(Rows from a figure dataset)
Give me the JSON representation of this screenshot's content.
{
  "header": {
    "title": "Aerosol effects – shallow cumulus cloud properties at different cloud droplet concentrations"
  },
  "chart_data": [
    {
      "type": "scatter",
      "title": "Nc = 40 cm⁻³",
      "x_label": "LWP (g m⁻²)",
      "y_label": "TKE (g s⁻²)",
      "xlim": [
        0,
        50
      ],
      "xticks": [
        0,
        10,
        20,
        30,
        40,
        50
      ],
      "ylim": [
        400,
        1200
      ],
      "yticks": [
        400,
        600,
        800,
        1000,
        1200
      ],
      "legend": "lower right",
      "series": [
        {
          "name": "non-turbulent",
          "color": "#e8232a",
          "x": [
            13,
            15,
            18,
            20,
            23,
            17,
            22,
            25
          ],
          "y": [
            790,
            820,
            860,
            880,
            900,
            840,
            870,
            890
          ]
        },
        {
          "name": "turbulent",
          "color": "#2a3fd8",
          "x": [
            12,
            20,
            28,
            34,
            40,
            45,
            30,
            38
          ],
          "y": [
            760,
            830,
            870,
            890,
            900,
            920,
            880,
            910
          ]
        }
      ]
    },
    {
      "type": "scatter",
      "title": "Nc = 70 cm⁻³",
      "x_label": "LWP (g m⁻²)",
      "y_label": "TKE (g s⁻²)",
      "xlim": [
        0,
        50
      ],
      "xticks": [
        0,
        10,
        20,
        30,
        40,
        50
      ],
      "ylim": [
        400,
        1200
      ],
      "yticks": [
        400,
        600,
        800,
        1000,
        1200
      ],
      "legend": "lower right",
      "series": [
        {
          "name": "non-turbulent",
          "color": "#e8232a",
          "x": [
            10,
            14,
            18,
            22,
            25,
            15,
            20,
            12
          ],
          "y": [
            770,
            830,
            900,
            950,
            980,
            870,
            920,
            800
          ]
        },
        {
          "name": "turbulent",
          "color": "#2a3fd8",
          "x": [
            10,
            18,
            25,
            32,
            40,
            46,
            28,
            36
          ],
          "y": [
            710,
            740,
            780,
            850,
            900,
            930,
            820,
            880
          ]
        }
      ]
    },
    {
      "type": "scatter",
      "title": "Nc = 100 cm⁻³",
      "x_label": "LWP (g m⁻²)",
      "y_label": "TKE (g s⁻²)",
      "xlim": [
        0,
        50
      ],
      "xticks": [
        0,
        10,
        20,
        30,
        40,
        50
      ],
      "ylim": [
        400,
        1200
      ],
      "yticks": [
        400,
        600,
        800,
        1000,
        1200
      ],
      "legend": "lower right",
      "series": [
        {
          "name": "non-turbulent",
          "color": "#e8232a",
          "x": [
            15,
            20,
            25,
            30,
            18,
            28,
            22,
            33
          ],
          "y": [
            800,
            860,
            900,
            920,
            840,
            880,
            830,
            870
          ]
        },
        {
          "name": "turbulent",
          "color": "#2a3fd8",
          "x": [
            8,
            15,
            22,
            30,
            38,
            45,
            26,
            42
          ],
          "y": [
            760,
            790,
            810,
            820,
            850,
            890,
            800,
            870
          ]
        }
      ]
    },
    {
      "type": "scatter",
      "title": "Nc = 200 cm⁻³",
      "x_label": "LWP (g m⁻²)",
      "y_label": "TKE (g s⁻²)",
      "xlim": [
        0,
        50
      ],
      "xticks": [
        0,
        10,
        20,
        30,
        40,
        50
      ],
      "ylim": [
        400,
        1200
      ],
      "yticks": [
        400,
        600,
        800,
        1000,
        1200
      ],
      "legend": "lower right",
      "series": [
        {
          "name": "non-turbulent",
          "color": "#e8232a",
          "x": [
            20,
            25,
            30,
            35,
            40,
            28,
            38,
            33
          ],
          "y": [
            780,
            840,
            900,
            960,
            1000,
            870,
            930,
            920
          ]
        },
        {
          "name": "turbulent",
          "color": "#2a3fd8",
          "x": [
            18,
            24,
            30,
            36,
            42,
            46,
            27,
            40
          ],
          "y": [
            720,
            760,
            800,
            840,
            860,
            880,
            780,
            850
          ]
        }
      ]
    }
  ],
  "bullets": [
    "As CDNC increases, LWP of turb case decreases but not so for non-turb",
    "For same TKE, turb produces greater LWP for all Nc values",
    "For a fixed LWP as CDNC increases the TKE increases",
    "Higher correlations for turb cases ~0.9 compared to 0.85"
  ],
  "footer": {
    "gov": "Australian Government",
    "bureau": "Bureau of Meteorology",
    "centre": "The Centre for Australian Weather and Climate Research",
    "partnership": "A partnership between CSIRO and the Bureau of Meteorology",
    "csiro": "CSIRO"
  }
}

### [Task to carry out]
Go through the records and pull out each line that includes the word "Meteorology".

### [Output below]
    "bureau": "Bureau of Meteorology",
    "partnership": "A partnership between CSIRO and the Bureau of Meteorology",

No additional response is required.